Record set
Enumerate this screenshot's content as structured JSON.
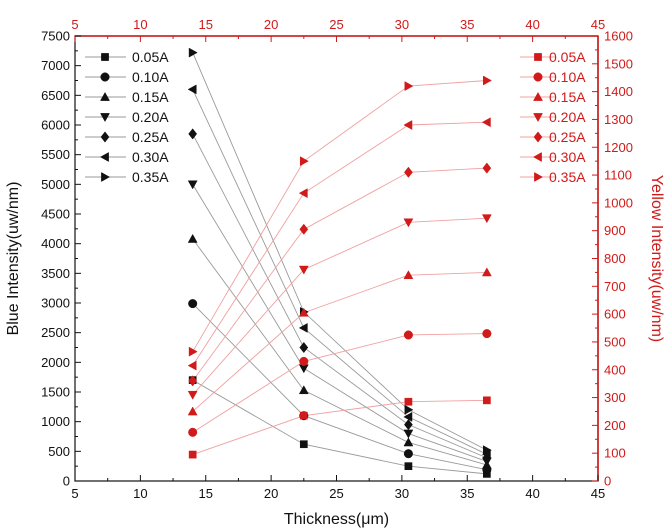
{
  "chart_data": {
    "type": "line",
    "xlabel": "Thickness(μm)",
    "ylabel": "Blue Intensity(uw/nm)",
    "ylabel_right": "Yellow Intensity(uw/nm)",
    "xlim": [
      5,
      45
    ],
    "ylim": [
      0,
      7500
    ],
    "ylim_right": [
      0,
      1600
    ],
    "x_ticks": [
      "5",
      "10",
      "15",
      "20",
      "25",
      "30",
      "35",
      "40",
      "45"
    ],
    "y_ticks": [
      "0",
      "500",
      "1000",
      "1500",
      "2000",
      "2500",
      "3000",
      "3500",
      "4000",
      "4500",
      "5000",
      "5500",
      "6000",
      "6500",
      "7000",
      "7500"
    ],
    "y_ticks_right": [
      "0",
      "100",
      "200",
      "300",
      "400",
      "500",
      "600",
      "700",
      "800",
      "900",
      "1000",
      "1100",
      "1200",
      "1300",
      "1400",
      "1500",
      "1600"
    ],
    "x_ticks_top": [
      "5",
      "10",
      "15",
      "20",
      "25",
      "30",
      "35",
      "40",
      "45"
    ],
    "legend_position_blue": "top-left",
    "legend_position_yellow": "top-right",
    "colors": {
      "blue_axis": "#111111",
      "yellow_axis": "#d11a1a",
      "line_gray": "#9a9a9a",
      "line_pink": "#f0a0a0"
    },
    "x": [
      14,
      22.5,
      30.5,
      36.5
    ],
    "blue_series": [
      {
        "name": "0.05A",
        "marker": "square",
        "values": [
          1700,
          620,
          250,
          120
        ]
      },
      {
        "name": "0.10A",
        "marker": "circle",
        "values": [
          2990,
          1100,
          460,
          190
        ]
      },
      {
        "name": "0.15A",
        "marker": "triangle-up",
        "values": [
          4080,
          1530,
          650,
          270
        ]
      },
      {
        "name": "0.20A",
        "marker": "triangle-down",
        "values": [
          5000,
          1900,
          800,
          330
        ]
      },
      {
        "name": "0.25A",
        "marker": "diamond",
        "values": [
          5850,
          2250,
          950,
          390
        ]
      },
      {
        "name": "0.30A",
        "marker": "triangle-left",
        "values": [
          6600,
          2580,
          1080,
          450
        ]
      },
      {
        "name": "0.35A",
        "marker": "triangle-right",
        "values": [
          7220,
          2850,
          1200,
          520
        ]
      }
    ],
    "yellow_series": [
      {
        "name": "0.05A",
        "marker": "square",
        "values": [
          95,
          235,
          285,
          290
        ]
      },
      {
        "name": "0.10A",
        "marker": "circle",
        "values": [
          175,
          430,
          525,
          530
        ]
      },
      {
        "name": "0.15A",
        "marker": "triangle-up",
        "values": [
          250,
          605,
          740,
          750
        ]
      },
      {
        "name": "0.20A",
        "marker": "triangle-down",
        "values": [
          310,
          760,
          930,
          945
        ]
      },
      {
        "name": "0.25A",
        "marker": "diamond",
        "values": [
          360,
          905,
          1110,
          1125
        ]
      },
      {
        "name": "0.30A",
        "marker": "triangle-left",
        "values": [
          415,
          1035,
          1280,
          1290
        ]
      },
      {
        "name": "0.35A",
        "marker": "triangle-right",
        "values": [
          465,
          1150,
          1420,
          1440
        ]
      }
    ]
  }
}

Exercise requirements
Repeat the data in full and exactly. Omit pictures.

Response to this exercise
Enumerate this screenshot's content as structured JSON.
{
  "chart_data": {
    "type": "line",
    "xlabel": "Thickness(μm)",
    "ylabel": "Blue Intensity(uw/nm)",
    "ylabel_right": "Yellow Intensity(uw/nm)",
    "xlim": [
      5,
      45
    ],
    "ylim": [
      0,
      7500
    ],
    "ylim_right": [
      0,
      1600
    ],
    "x_ticks": [
      "5",
      "10",
      "15",
      "20",
      "25",
      "30",
      "35",
      "40",
      "45"
    ],
    "y_ticks": [
      "0",
      "500",
      "1000",
      "1500",
      "2000",
      "2500",
      "3000",
      "3500",
      "4000",
      "4500",
      "5000",
      "5500",
      "6000",
      "6500",
      "7000",
      "7500"
    ],
    "y_ticks_right": [
      "0",
      "100",
      "200",
      "300",
      "400",
      "500",
      "600",
      "700",
      "800",
      "900",
      "1000",
      "1100",
      "1200",
      "1300",
      "1400",
      "1500",
      "1600"
    ],
    "x_ticks_top": [
      "5",
      "10",
      "15",
      "20",
      "25",
      "30",
      "35",
      "40",
      "45"
    ],
    "legend_position_blue": "top-left",
    "legend_position_yellow": "top-right",
    "colors": {
      "blue_axis": "#111111",
      "yellow_axis": "#d11a1a",
      "line_gray": "#9a9a9a",
      "line_pink": "#f0a0a0"
    },
    "x": [
      14,
      22.5,
      30.5,
      36.5
    ],
    "blue_series": [
      {
        "name": "0.05A",
        "marker": "square",
        "values": [
          1700,
          620,
          250,
          120
        ]
      },
      {
        "name": "0.10A",
        "marker": "circle",
        "values": [
          2990,
          1100,
          460,
          190
        ]
      },
      {
        "name": "0.15A",
        "marker": "triangle-up",
        "values": [
          4080,
          1530,
          650,
          270
        ]
      },
      {
        "name": "0.20A",
        "marker": "triangle-down",
        "values": [
          5000,
          1900,
          800,
          330
        ]
      },
      {
        "name": "0.25A",
        "marker": "diamond",
        "values": [
          5850,
          2250,
          950,
          390
        ]
      },
      {
        "name": "0.30A",
        "marker": "triangle-left",
        "values": [
          6600,
          2580,
          1080,
          450
        ]
      },
      {
        "name": "0.35A",
        "marker": "triangle-right",
        "values": [
          7220,
          2850,
          1200,
          520
        ]
      }
    ],
    "yellow_series": [
      {
        "name": "0.05A",
        "marker": "square",
        "values": [
          95,
          235,
          285,
          290
        ]
      },
      {
        "name": "0.10A",
        "marker": "circle",
        "values": [
          175,
          430,
          525,
          530
        ]
      },
      {
        "name": "0.15A",
        "marker": "triangle-up",
        "values": [
          250,
          605,
          740,
          750
        ]
      },
      {
        "name": "0.20A",
        "marker": "triangle-down",
        "values": [
          310,
          760,
          930,
          945
        ]
      },
      {
        "name": "0.25A",
        "marker": "diamond",
        "values": [
          360,
          905,
          1110,
          1125
        ]
      },
      {
        "name": "0.30A",
        "marker": "triangle-left",
        "values": [
          415,
          1035,
          1280,
          1290
        ]
      },
      {
        "name": "0.35A",
        "marker": "triangle-right",
        "values": [
          465,
          1150,
          1420,
          1440
        ]
      }
    ]
  }
}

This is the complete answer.